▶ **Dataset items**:
^^^^^^^^^^^^^^^^

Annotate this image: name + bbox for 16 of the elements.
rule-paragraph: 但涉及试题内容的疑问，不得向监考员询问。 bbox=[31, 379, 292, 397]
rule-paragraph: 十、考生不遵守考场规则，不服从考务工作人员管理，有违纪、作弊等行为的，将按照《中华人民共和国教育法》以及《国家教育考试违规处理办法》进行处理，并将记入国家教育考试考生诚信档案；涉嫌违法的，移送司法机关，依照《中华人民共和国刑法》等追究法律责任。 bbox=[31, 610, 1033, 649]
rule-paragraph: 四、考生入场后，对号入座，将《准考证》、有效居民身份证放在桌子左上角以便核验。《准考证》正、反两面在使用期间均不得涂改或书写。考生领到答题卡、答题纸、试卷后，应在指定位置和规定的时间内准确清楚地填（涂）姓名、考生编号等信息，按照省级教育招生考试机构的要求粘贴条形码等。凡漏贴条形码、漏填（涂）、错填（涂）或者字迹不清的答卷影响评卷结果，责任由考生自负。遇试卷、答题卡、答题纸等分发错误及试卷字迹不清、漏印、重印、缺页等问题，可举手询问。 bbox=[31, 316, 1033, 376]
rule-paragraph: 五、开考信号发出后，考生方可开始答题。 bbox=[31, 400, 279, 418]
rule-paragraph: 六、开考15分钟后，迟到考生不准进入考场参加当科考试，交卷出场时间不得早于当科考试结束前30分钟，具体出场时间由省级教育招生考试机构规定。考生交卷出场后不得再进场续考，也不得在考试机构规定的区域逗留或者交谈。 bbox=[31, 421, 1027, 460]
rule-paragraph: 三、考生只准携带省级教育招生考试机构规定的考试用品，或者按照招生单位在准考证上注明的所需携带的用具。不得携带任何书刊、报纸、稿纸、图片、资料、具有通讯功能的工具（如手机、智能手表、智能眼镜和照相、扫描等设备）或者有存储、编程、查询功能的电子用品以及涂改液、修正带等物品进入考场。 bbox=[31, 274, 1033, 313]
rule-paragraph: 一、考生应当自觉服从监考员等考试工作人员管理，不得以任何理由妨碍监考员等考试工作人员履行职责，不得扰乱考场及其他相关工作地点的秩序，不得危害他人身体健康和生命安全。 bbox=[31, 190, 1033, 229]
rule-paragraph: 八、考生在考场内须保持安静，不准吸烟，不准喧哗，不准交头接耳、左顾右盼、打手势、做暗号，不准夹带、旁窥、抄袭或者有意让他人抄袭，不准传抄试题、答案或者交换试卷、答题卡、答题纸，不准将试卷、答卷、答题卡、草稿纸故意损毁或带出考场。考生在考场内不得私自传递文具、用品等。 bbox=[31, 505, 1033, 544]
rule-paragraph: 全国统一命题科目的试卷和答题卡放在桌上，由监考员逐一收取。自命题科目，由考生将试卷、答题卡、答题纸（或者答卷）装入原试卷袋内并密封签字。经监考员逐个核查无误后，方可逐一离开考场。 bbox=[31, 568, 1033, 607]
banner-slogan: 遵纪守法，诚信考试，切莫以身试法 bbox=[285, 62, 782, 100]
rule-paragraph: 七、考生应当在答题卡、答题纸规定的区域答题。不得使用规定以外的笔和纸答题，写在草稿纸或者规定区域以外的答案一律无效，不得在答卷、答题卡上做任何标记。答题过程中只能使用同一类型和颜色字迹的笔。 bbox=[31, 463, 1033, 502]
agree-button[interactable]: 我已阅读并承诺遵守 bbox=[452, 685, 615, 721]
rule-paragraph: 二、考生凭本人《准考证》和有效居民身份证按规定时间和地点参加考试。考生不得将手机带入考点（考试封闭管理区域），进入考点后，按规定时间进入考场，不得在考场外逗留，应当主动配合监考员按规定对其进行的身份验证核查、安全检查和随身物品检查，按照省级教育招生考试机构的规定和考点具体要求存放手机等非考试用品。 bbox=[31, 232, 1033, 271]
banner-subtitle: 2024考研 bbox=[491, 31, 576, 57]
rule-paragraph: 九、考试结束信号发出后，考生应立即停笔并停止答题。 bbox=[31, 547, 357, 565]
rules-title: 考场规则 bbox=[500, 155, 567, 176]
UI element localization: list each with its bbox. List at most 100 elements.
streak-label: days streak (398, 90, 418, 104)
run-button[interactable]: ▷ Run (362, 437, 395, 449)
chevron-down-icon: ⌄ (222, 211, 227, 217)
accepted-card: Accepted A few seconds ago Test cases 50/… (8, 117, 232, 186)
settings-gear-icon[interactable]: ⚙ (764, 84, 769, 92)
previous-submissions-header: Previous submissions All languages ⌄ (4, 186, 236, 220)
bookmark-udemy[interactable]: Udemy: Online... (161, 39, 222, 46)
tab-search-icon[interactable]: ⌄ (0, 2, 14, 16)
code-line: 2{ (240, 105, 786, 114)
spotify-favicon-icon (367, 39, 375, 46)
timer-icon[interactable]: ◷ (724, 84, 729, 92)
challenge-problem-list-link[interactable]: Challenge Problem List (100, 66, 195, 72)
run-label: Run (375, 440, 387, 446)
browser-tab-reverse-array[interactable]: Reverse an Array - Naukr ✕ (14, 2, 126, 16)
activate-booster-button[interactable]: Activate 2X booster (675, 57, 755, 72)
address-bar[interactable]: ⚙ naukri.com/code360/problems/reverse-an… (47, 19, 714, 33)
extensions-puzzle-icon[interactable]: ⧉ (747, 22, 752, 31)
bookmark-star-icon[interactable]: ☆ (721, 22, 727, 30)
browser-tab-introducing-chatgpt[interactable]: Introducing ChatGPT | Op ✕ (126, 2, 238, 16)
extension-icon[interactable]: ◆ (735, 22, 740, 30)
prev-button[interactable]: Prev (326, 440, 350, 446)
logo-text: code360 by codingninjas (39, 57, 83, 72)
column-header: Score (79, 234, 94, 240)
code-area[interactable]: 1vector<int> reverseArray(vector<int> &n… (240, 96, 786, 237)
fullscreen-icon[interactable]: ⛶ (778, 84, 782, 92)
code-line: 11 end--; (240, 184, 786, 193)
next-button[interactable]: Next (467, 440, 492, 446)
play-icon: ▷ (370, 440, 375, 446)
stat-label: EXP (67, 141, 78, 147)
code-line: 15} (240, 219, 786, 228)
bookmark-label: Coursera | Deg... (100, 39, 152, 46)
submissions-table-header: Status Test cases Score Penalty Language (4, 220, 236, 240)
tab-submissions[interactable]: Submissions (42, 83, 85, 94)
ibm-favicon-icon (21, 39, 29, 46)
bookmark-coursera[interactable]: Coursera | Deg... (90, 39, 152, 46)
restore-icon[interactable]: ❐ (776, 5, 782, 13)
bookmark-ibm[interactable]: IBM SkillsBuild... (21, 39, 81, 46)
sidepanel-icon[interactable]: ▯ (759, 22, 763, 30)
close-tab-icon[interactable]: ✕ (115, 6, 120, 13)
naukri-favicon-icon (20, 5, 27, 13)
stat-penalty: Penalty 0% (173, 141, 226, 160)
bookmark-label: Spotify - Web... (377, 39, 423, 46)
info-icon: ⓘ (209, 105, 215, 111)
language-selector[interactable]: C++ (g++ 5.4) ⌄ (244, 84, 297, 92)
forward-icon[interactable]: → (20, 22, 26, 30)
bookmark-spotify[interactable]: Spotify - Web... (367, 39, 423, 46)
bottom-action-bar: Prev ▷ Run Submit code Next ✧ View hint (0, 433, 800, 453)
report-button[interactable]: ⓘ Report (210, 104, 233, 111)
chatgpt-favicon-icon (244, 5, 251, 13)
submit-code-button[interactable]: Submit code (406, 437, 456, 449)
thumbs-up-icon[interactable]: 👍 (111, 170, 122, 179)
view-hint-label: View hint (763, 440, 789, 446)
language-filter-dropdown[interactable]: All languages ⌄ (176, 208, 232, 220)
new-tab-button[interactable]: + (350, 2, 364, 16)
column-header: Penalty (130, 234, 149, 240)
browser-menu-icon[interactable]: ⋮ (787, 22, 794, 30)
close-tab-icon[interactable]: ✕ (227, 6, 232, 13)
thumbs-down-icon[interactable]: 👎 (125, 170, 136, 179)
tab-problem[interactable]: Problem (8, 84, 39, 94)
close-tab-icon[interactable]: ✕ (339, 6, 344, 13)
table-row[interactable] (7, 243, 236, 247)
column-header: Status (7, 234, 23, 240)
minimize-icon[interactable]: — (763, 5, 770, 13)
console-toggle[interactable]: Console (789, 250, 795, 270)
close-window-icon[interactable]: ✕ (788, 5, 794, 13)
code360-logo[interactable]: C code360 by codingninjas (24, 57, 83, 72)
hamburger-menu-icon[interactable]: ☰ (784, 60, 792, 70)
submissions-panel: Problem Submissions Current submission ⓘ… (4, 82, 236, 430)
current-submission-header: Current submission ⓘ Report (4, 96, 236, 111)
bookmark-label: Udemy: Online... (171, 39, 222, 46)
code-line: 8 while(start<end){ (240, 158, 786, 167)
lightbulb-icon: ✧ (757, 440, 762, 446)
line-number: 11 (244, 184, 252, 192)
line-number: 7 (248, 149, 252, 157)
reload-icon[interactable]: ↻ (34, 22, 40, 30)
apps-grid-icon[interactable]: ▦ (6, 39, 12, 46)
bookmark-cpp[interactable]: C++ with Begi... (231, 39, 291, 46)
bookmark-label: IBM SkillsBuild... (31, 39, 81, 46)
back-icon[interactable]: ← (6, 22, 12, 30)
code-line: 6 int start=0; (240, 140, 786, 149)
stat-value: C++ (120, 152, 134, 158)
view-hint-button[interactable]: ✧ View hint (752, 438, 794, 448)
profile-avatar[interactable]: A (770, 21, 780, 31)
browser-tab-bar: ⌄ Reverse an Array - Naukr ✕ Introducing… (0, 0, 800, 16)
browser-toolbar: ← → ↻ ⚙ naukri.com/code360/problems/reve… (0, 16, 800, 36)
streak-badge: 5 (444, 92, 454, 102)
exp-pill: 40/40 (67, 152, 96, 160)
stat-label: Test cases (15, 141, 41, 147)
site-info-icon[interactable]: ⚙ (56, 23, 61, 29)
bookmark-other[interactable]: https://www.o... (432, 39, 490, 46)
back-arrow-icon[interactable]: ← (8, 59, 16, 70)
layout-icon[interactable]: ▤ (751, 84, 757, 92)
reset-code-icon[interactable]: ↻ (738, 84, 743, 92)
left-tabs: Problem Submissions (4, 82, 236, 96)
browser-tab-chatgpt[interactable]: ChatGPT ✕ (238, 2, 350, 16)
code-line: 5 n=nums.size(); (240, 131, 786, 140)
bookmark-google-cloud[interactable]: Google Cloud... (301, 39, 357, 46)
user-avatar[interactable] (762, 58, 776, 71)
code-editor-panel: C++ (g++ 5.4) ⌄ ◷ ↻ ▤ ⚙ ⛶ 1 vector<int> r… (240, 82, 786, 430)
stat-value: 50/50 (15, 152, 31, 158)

^^^^^^^^^^^^^^^^

▶ **Your instructions**: Format the stretch of the listing from its first line through the line containing "agree-button[interactable]: 我已阅读并承诺遵守 bbox=[452, 685, 615, 721]" as a JSON list of strings, with one string per line and blank lines omitted.

▶ **Answer to this problem**:
[
  "Annotate this image: name + bbox for 16 of the elements.",
  "rule-paragraph: 但涉及试题内容的疑问，不得向监考员询问。 bbox=[31, 379, 292, 397]",
  "rule-paragraph: 十、考生不遵守考场规则，不服从考务工作人员管理，有违纪、作弊等行为的，将按照《中华人民共和国教育法》以及《国家教育考试违规处理办法》进行处理，并将记入国家教育考试考生诚信档案；涉嫌违法的，移送司法机关，依照《中华人民共和国刑法》等追究法律责任。 bbox=[31, 610, 1033, 649]",
  "rule-paragraph: 四、考生入场后，对号入座，将《准考证》、有效居民身份证放在桌子左上角以便核验。《准考证》正、反两面在使用期间均不得涂改或书写。考生领到答题卡、答题纸、试卷后，应在指定位置和规定的时间内准确清楚地填（涂）姓名、考生编号等信息，按照省级教育招生考试机构的要求粘贴条形码等。凡漏贴条形码、漏填（涂）、错填（涂）或者字迹不清的答卷影响评卷结果，责任由考生自负。遇试卷、答题卡、答题纸等分发错误及试卷字迹不清、漏印、重印、缺页等问题，可举手询问。 bbox=[31, 316, 1033, 376]",
  "rule-paragraph: 五、开考信号发出后，考生方可开始答题。 bbox=[31, 400, 279, 418]",
  "rule-paragraph: 六、开考15分钟后，迟到考生不准进入考场参加当科考试，交卷出场时间不得早于当科考试结束前30分钟，具体出场时间由省级教育招生考试机构规定。考生交卷出场后不得再进场续考，也不得在考试机构规定的区域逗留或者交谈。 bbox=[31, 421, 1027, 460]",
  "rule-paragraph: 三、考生只准携带省级教育招生考试机构规定的考试用品，或者按照招生单位在准考证上注明的所需携带的用具。不得携带任何书刊、报纸、稿纸、图片、资料、具有通讯功能的工具（如手机、智能手表、智能眼镜和照相、扫描等设备）或者有存储、编程、查询功能的电子用品以及涂改液、修正带等物品进入考场。 bbox=[31, 274, 1033, 313]",
  "rule-paragraph: 一、考生应当自觉服从监考员等考试工作人员管理，不得以任何理由妨碍监考员等考试工作人员履行职责，不得扰乱考场及其他相关工作地点的秩序，不得危害他人身体健康和生命安全。 bbox=[31, 190, 1033, 229]",
  "rule-paragraph: 八、考生在考场内须保持安静，不准吸烟，不准喧哗，不准交头接耳、左顾右盼、打手势、做暗号，不准夹带、旁窥、抄袭或者有意让他人抄袭，不准传抄试题、答案或者交换试卷、答题卡、答题纸，不准将试卷、答卷、答题卡、草稿纸故意损毁或带出考场。考生在考场内不得私自传递文具、用品等。 bbox=[31, 505, 1033, 544]",
  "rule-paragraph: 全国统一命题科目的试卷和答题卡放在桌上，由监考员逐一收取。自命题科目，由考生将试卷、答题卡、答题纸（或者答卷）装入原试卷袋内并密封签字。经监考员逐个核查无误后，方可逐一离开考场。 bbox=[31, 568, 1033, 607]",
  "banner-slogan: 遵纪守法，诚信考试，切莫以身试法 bbox=[285, 62, 782, 100]",
  "rule-paragraph: 七、考生应当在答题卡、答题纸规定的区域答题。不得使用规定以外的笔和纸答题，写在草稿纸或者规定区域以外的答案一律无效，不得在答卷、答题卡上做任何标记。答题过程中只能使用同一类型和颜色字迹的笔。 bbox=[31, 463, 1033, 502]",
  "agree-button[interactable]: 我已阅读并承诺遵守 bbox=[452, 685, 615, 721]"
]